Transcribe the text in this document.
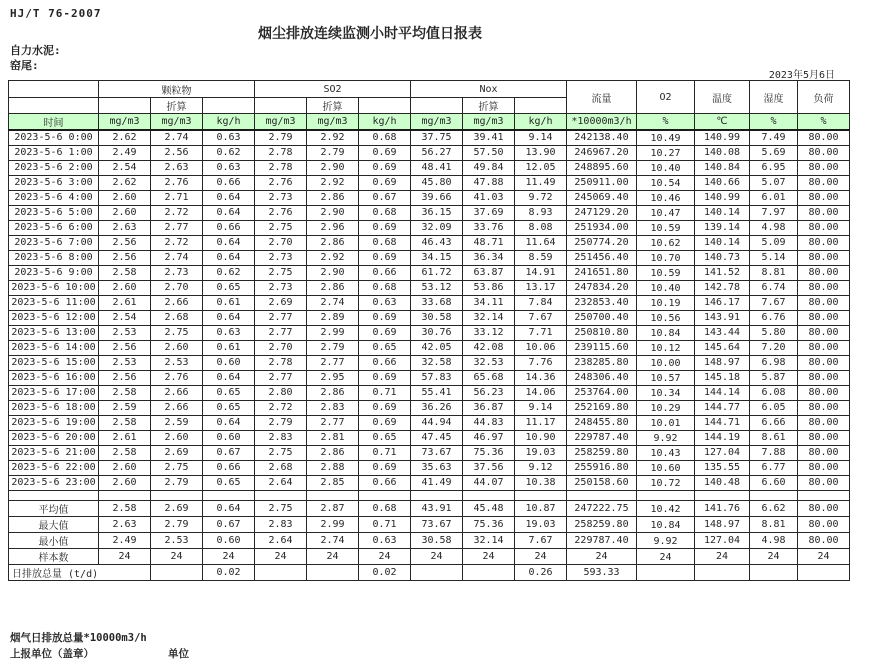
HJ/T 76-2007
烟尘排放连续监测小时平均值日报表
自力水泥:
窑尾:
2023年5月6日
	颗粒物			SO2			Nox			流量	O2	温度	湿度	负荷
		折算			折算			折算						
时间	mg/m3	mg/m3	kg/h	mg/m3	mg/m3	kg/h	mg/m3	mg/m3	kg/h	*10000m3/h	%	℃	%	%
2023-5-6 0:00	2.62	2.74	0.63	2.79	2.92	0.68	37.75	39.41	9.14	242138.40	10.49	140.99	7.49	80.00
2023-5-6 1:00	2.49	2.56	0.62	2.78	2.79	0.69	56.27	57.50	13.90	246967.20	10.27	140.08	5.69	80.00
2023-5-6 2:00	2.54	2.63	0.63	2.78	2.90	0.69	48.41	49.84	12.05	248895.60	10.40	140.84	6.95	80.00
2023-5-6 3:00	2.62	2.76	0.66	2.76	2.92	0.69	45.80	47.88	11.49	250911.00	10.54	140.66	5.07	80.00
2023-5-6 4:00	2.60	2.71	0.64	2.73	2.86	0.67	39.66	41.03	9.72	245069.40	10.46	140.99	6.01	80.00
2023-5-6 5:00	2.60	2.72	0.64	2.76	2.90	0.68	36.15	37.69	8.93	247129.20	10.47	140.14	7.97	80.00
2023-5-6 6:00	2.63	2.77	0.66	2.75	2.96	0.69	32.09	33.76	8.08	251934.00	10.59	139.14	4.98	80.00
2023-5-6 7:00	2.56	2.72	0.64	2.70	2.86	0.68	46.43	48.71	11.64	250774.20	10.62	140.14	5.09	80.00
2023-5-6 8:00	2.56	2.74	0.64	2.73	2.92	0.69	34.15	36.34	8.59	251456.40	10.70	140.73	5.14	80.00
2023-5-6 9:00	2.58	2.73	0.62	2.75	2.90	0.66	61.72	63.87	14.91	241651.80	10.59	141.52	8.81	80.00
2023-5-6 10:00	2.60	2.70	0.65	2.73	2.86	0.68	53.12	53.86	13.17	247834.20	10.40	142.78	6.74	80.00
2023-5-6 11:00	2.61	2.66	0.61	2.69	2.74	0.63	33.68	34.11	7.84	232853.40	10.19	146.17	7.67	80.00
2023-5-6 12:00	2.54	2.68	0.64	2.77	2.89	0.69	30.58	32.14	7.67	250700.40	10.56	143.91	6.76	80.00
2023-5-6 13:00	2.53	2.75	0.63	2.77	2.99	0.69	30.76	33.12	7.71	250810.80	10.84	143.44	5.80	80.00
2023-5-6 14:00	2.56	2.60	0.61	2.70	2.79	0.65	42.05	42.08	10.06	239115.60	10.12	145.64	7.20	80.00
2023-5-6 15:00	2.53	2.53	0.60	2.78	2.77	0.66	32.58	32.53	7.76	238285.80	10.00	148.97	6.98	80.00
2023-5-6 16:00	2.56	2.76	0.64	2.77	2.95	0.69	57.83	65.68	14.36	248306.40	10.57	145.18	5.87	80.00
2023-5-6 17:00	2.58	2.66	0.65	2.80	2.86	0.71	55.41	56.23	14.06	253764.00	10.34	144.14	6.08	80.00
2023-5-6 18:00	2.59	2.66	0.65	2.72	2.83	0.69	36.26	36.87	9.14	252169.80	10.29	144.77	6.05	80.00
2023-5-6 19:00	2.58	2.59	0.64	2.79	2.77	0.69	44.94	44.83	11.17	248455.80	10.01	144.71	6.66	80.00
2023-5-6 20:00	2.61	2.60	0.60	2.83	2.81	0.65	47.45	46.97	10.90	229787.40	9.92	144.19	8.61	80.00
2023-5-6 21:00	2.58	2.69	0.67	2.75	2.86	0.71	73.67	75.36	19.03	258259.80	10.43	127.04	7.88	80.00
2023-5-6 22:00	2.60	2.75	0.66	2.68	2.88	0.69	35.63	37.56	9.12	255916.80	10.60	135.55	6.77	80.00
2023-5-6 23:00	2.60	2.79	0.65	2.64	2.85	0.66	41.49	44.07	10.38	250158.60	10.72	140.48	6.60	80.00

平均值	2.58	2.69	0.64	2.75	2.87	0.68	43.91	45.48	10.87	247222.75	10.42	141.76	6.62	80.00
最大值	2.63	2.79	0.67	2.83	2.99	0.71	73.67	75.36	19.03	258259.80	10.84	148.97	8.81	80.00
最小值	2.49	2.53	0.60	2.64	2.74	0.63	30.58	32.14	7.67	229787.40	9.92	127.04	4.98	80.00
样本数	24	24	24	24	24	24	24	24	24	24	24	24	24	24
日排放总量 (t/d)			0.02			0.02			0.26	593.33				
烟气日排放总量*10000m3/h
上报单位（盖章）	单位
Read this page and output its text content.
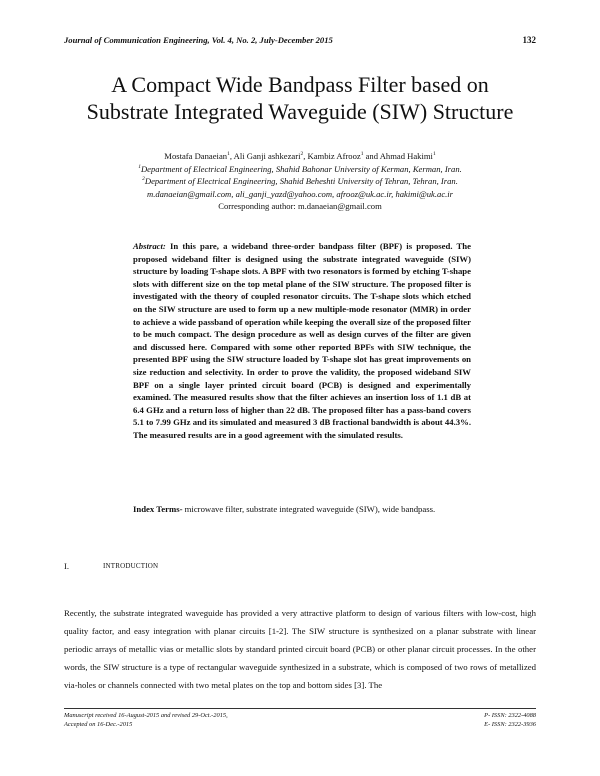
Journal of Communication Engineering, Vol. 4, No. 2, July-December 2015	132
A Compact Wide Bandpass Filter based on
Substrate Integrated Waveguide (SIW) Structure
Mostafa Danaeian$^1$, Ali Ganji ashkezari$^2$, Kambiz Afrooz$^1$ and Ahmad Hakimi$^1$
$^1$Department of Electrical Engineering, Shahid Bahonar University of Kerman, Kerman, Iran.
$^2$Department of Electrical Engineering, Shahid Beheshti University of Tehran, Tehran, Iran.
m.danaeian@gmail.com, ali_ganji_yazd@yahoo.com, afrooz@uk.ac.ir, hakimi@uk.ac.ir
Corresponding author: m.danaeian@gmail.com
Abstract: In this pare, a wideband three-order bandpass filter (BPF) is proposed. The proposed wideband filter is designed using the substrate integrated waveguide (SIW) structure by loading T-shape slots. A BPF with two resonators is formed by etching T-shape slots with different size on the top metal plane of the SIW structure. The proposed filter is investigated with the theory of coupled resonator circuits. The T-shape slots which etched on the SIW structure are used to form up a new multiple-mode resonator (MMR) in order to achieve a wide passband of operation while keeping the overall size of the proposed filter to be much compact. The design procedure as well as design curves of the filter are given and discussed here. Compared with some other reported BPFs with SIW technique, the presented BPF using the SIW structure loaded by T-shape slot has great improvements on size reduction and selectivity. In order to prove the validity, the proposed wideband SIW BPF on a single layer printed circuit board (PCB) is designed and experimentally examined. The measured results show that the filter achieves an insertion loss of 1.1 dB at 6.4 GHz and a return loss of higher than 22 dB. The proposed filter has a pass-band covers 5.1 to 7.99 GHz and its simulated and measured 3 dB fractional bandwidth is about 44.3%. The measured results are in a good agreement with the simulated results.
Index Terms- microwave filter, substrate integrated waveguide (SIW), wide bandpass.
I.	INTRODUCTION
Recently, the substrate integrated waveguide has provided a very attractive platform to design of various filters with low-cost, high quality factor, and easy integration with planar circuits [1-2]. The SIW structure is synthesized on a planar substrate with linear periodic arrays of metallic vias or metallic slots by standard printed circuit board (PCB) or other planar circuit processes. In the other words, the SIW structure is a type of rectangular waveguide synthesized in a substrate, which is composed of two rows of metallized via-holes or channels connected with two metal plates on the top and bottom sides [3]. The
Manuscript received 16-August-2015 and revised 29-Oct.-2015,
Accepted on 16-Dec.-2015
P- ISSN: 2322-4088
E- ISSN: 2322-3936
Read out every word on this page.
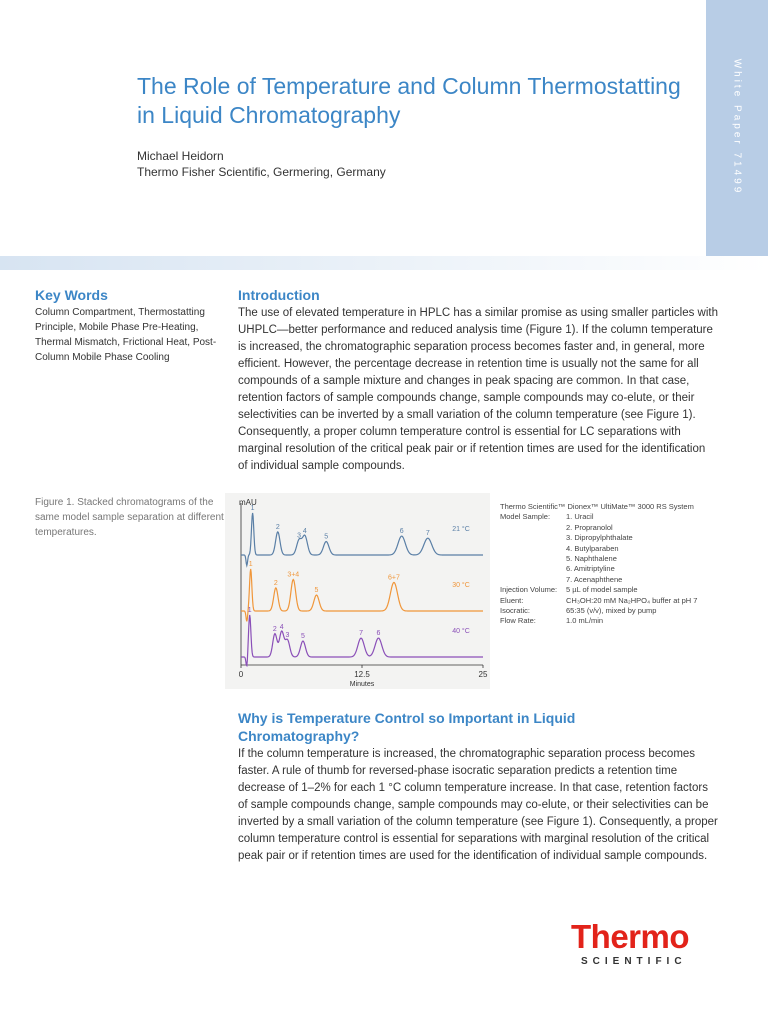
White Paper 71499
The Role of Temperature and Column Thermostatting in Liquid Chromatography
Michael Heidorn
Thermo Fisher Scientific, Germering, Germany
Key Words
Column Compartment, Thermostatting Principle, Mobile Phase Pre-Heating, Thermal Mismatch, Frictional Heat, Post-Column Mobile Phase Cooling
Introduction

The use of elevated temperature in HPLC has a similar promise as using smaller particles with UHPLC—better performance and reduced analysis time (Figure 1). If the column temperature is increased, the chromatographic separation process becomes faster and, in general, more efficient. However, the percentage decrease in retention time is usually not the same for all compounds of a sample mixture and changes in peak spacing are common. In that case, retention factors of sample compounds change, sample compounds may co-elute, or their selectivities can be inverted by a small variation of the column temperature (see Figure 1). Consequently, a proper column temperature control is essential for LC separations with marginal resolution of the critical peak pair or if retention times are used for the identification of individual sample compounds.

Figure 1. Stacked chromatograms of the same model sample separation at different temperatures.
mAU
0	12.5	25
Minutes
1
2
3
4
5
6	7
21 °C
1
2
3+4
5
6+7
30 °C
1
2 4
3 5	7 6	40 °C
Thermo Scientific™ Dionex™ UltiMate™ 3000 RS System
Model Sample:	1. Uracil
2. Propranolol
3. Dipropylphthalate
4. Butylparaben
5. Naphthalene
6. Amitriptyline
7. Acenaphthene
Injection Volume:	5 µL of model sample
Eluent:	CH₃OH:20 mM Na₂HPO₄ buffer at pH 7
Isocratic:	65:35 (v/v), mixed by pump
Flow Rate:	1.0 mL/min
Why is Temperature Control so Important in Liquid Chromatography?

If the column temperature is increased, the chromatographic separation process becomes faster. A rule of thumb for reversed-phase isocratic separation predicts a retention time decrease of 1–2% for each 1 °C column temperature increase. In that case, retention factors of sample compounds change, sample compounds may co-elute, or their selectivities can be inverted by a small variation of the column temperature (see Figure 1). Consequently, a proper column temperature control is essential for separations with marginal resolution of the critical peak pair or if retention times are used for the identification of individual sample compounds.

Thermo
SCIENTIFIC
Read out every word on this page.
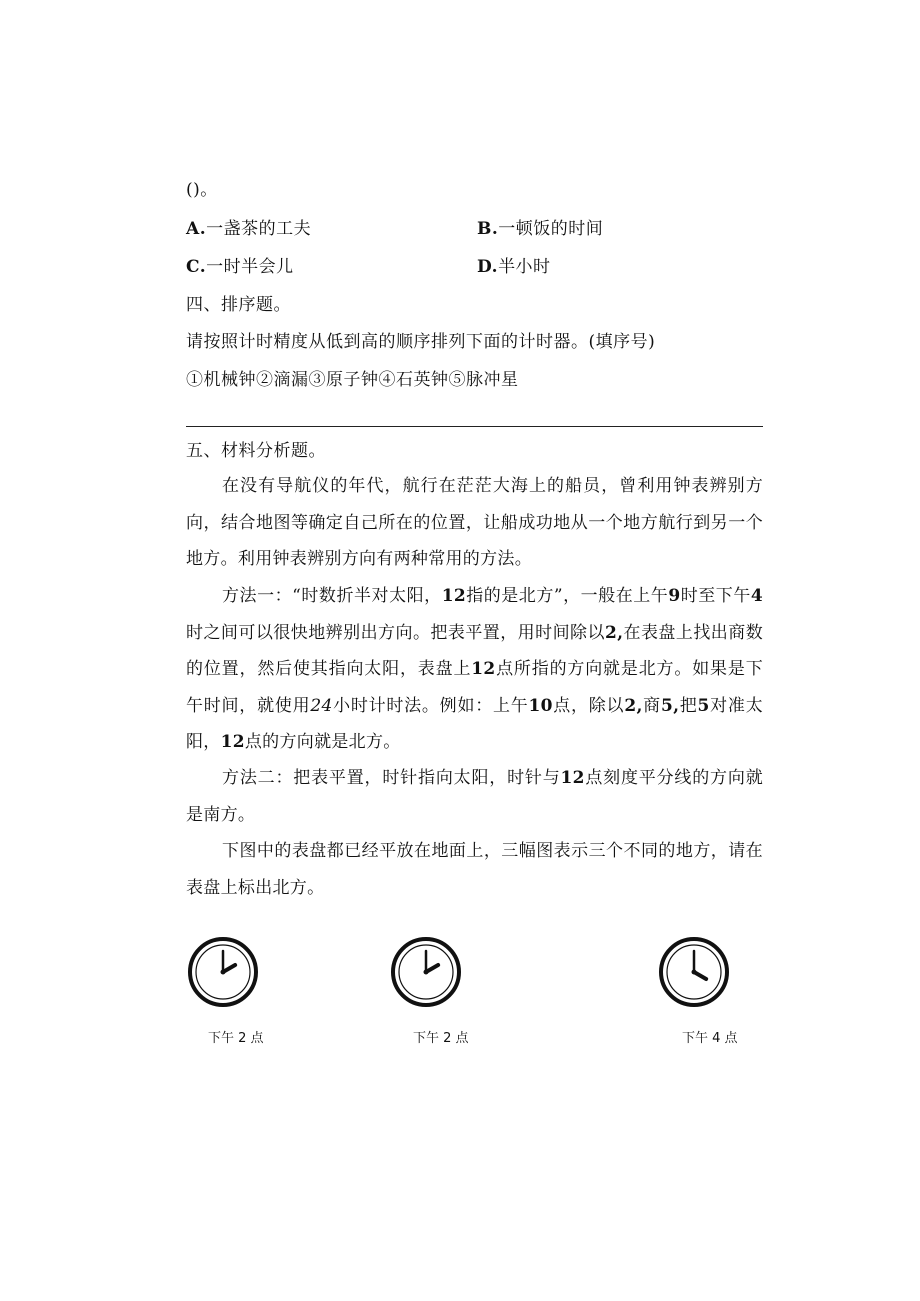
()。
A.一盏茶的工夫	B.一顿饭的时间
C.一时半会儿	D.半小时
四、排序题。
请按照计时精度从低到高的顺序排列下面的计时器。(填序号)
①机械钟②滴漏③原子钟④石英钟⑤脉冲星
五、材料分析题。
在没有导航仪的年代，航行在茫茫大海上的船员，曾利用钟表辨别方向，结合地图等确定自己所在的位置，让船成功地从一个地方航行到另一个地方。利用钟表辨别方向有两种常用的方法。
方法一：“时数折半对太阳，12指的是北方”，一般在上午9时至下午4时之间可以很快地辨别出方向。把表平置，用时间除以2,在表盘上找出商数的位置，然后使其指向太阳，表盘上12点所指的方向就是北方。如果是下午时间，就使用24小时计时法。例如：上午10点，除以2,商5,把5对准太阳，12点的方向就是北方。
方法二：把表平置，时针指向太阳，时针与12点刻度平分线的方向就是南方。
下图中的表盘都已经平放在地面上，三幅图表示三个不同的地方，请在表盘上标出北方。
下午 2 点	下午 2 点	下午 4 点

**WHAT IS EXPECTED:** Find every line with "Department" in the listing and state how many there are, nothing else.

**FULL RESPONSE:** 2